Print each of the entries exactly, leaving nothing out.

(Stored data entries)
◇ ◇ ◇ ◇ ◇ ◇ ◇

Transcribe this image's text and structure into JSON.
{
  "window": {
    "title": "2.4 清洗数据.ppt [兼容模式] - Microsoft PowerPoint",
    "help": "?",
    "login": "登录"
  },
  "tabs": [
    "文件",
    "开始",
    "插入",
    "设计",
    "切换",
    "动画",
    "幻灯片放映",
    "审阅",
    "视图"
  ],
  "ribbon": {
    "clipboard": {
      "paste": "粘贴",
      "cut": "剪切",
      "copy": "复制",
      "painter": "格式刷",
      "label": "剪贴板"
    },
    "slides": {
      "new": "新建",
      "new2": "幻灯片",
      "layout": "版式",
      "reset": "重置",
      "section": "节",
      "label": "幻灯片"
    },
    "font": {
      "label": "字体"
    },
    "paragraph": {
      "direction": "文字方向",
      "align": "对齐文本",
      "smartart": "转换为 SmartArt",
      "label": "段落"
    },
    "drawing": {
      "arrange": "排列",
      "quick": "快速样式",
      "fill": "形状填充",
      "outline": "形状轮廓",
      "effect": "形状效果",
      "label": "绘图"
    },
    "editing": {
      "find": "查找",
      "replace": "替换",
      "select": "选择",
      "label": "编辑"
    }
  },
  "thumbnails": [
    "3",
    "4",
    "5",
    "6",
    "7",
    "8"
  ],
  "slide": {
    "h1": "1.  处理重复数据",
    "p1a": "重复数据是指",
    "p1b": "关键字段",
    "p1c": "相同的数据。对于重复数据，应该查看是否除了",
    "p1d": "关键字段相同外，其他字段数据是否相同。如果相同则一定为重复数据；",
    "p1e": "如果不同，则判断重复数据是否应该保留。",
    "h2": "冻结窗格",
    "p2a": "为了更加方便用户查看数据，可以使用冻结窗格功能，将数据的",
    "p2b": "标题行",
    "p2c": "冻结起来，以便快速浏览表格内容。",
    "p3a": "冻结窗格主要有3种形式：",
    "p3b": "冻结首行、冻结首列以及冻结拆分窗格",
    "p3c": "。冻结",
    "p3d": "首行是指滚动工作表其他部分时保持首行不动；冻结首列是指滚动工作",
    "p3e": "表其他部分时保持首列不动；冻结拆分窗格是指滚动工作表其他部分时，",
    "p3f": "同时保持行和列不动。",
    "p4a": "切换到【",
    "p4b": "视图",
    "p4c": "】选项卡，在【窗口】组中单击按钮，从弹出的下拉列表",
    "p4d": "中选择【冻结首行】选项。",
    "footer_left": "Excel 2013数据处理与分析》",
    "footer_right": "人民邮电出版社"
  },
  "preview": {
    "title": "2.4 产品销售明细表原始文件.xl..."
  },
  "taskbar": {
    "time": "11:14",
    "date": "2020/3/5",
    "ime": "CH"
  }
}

◇ ◇ ◇ ◇ ◇ ◇ ◇

--- RESULT ---
Transcribe this image's text and structure into JSON.
{
  "window": {
    "title": "2.4 清洗数据.ppt [兼容模式] - Microsoft PowerPoint",
    "help": "?",
    "login": "登录"
  },
  "tabs": [
    "文件",
    "开始",
    "插入",
    "设计",
    "切换",
    "动画",
    "幻灯片放映",
    "审阅",
    "视图"
  ],
  "ribbon": {
    "clipboard": {
      "paste": "粘贴",
      "cut": "剪切",
      "copy": "复制",
      "painter": "格式刷",
      "label": "剪贴板"
    },
    "slides": {
      "new": "新建",
      "new2": "幻灯片",
      "layout": "版式",
      "reset": "重置",
      "section": "节",
      "label": "幻灯片"
    },
    "font": {
      "label": "字体"
    },
    "paragraph": {
      "direction": "文字方向",
      "align": "对齐文本",
      "smartart": "转换为 SmartArt",
      "label": "段落"
    },
    "drawing": {
      "arrange": "排列",
      "quick": "快速样式",
      "fill": "形状填充",
      "outline": "形状轮廓",
      "effect": "形状效果",
      "label": "绘图"
    },
    "editing": {
      "find": "查找",
      "replace": "替换",
      "select": "选择",
      "label": "编辑"
    }
  },
  "thumbnails": [
    "3",
    "4",
    "5",
    "6",
    "7",
    "8"
  ],
  "slide": {
    "h1": "1.  处理重复数据",
    "p1a": "重复数据是指",
    "p1b": "关键字段",
    "p1c": "相同的数据。对于重复数据，应该查看是否除了",
    "p1d": "关键字段相同外，其他字段数据是否相同。如果相同则一定为重复数据；",
    "p1e": "如果不同，则判断重复数据是否应该保留。",
    "h2": "冻结窗格",
    "p2a": "为了更加方便用户查看数据，可以使用冻结窗格功能，将数据的",
    "p2b": "标题行",
    "p2c": "冻结起来，以便快速浏览表格内容。",
    "p3a": "冻结窗格主要有3种形式：",
    "p3b": "冻结首行、冻结首列以及冻结拆分窗格",
    "p3c": "。冻结",
    "p3d": "首行是指滚动工作表其他部分时保持首行不动；冻结首列是指滚动工作",
    "p3e": "表其他部分时保持首列不动；冻结拆分窗格是指滚动工作表其他部分时，",
    "p3f": "同时保持行和列不动。",
    "p4a": "切换到【",
    "p4b": "视图",
    "p4c": "】选项卡，在【窗口】组中单击按钮，从弹出的下拉列表",
    "p4d": "中选择【冻结首行】选项。",
    "footer_left": "Excel 2013数据处理与分析》",
    "footer_right": "人民邮电出版社"
  },
  "preview": {
    "title": "2.4 产品销售明细表原始文件.xl..."
  },
  "taskbar": {
    "time": "11:14",
    "date": "2020/3/5",
    "ime": "CH"
  }
}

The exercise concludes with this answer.